[Dataset excerpt]
--*--

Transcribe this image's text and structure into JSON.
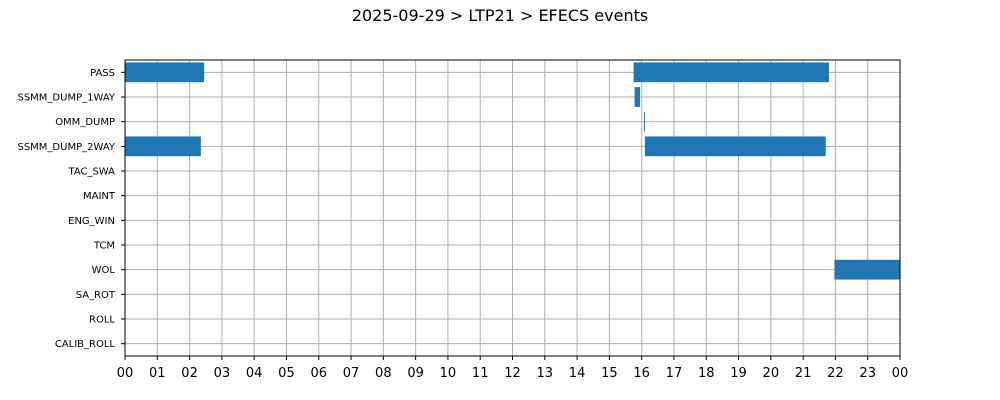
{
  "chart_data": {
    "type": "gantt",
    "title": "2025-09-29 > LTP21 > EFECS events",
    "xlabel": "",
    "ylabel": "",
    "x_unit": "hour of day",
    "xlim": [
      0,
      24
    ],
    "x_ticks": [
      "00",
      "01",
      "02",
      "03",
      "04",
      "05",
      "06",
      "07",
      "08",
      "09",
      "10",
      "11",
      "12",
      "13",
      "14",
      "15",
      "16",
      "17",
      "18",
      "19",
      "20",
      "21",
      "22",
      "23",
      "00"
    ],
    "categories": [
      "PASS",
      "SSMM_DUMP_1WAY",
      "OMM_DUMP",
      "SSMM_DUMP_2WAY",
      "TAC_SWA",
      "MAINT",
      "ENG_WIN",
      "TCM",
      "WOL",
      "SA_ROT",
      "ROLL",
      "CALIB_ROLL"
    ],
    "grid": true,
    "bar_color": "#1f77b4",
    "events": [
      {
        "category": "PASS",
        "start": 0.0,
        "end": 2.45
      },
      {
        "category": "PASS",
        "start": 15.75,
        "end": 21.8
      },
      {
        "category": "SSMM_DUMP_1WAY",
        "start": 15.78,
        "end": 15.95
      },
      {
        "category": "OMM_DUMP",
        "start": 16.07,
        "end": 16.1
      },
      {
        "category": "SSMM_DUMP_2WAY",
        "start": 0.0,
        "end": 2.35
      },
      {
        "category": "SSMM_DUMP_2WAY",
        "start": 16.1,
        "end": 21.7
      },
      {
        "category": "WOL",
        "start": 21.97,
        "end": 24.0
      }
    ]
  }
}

--*--

Copy out every line of the material above exactly, skipping the pictures.

Transcribe this image's text and structure into JSON.
{
  "chart_data": {
    "type": "gantt",
    "title": "2025-09-29 > LTP21 > EFECS events",
    "xlabel": "",
    "ylabel": "",
    "x_unit": "hour of day",
    "xlim": [
      0,
      24
    ],
    "x_ticks": [
      "00",
      "01",
      "02",
      "03",
      "04",
      "05",
      "06",
      "07",
      "08",
      "09",
      "10",
      "11",
      "12",
      "13",
      "14",
      "15",
      "16",
      "17",
      "18",
      "19",
      "20",
      "21",
      "22",
      "23",
      "00"
    ],
    "categories": [
      "PASS",
      "SSMM_DUMP_1WAY",
      "OMM_DUMP",
      "SSMM_DUMP_2WAY",
      "TAC_SWA",
      "MAINT",
      "ENG_WIN",
      "TCM",
      "WOL",
      "SA_ROT",
      "ROLL",
      "CALIB_ROLL"
    ],
    "grid": true,
    "bar_color": "#1f77b4",
    "events": [
      {
        "category": "PASS",
        "start": 0.0,
        "end": 2.45
      },
      {
        "category": "PASS",
        "start": 15.75,
        "end": 21.8
      },
      {
        "category": "SSMM_DUMP_1WAY",
        "start": 15.78,
        "end": 15.95
      },
      {
        "category": "OMM_DUMP",
        "start": 16.07,
        "end": 16.1
      },
      {
        "category": "SSMM_DUMP_2WAY",
        "start": 0.0,
        "end": 2.35
      },
      {
        "category": "SSMM_DUMP_2WAY",
        "start": 16.1,
        "end": 21.7
      },
      {
        "category": "WOL",
        "start": 21.97,
        "end": 24.0
      }
    ]
  }
}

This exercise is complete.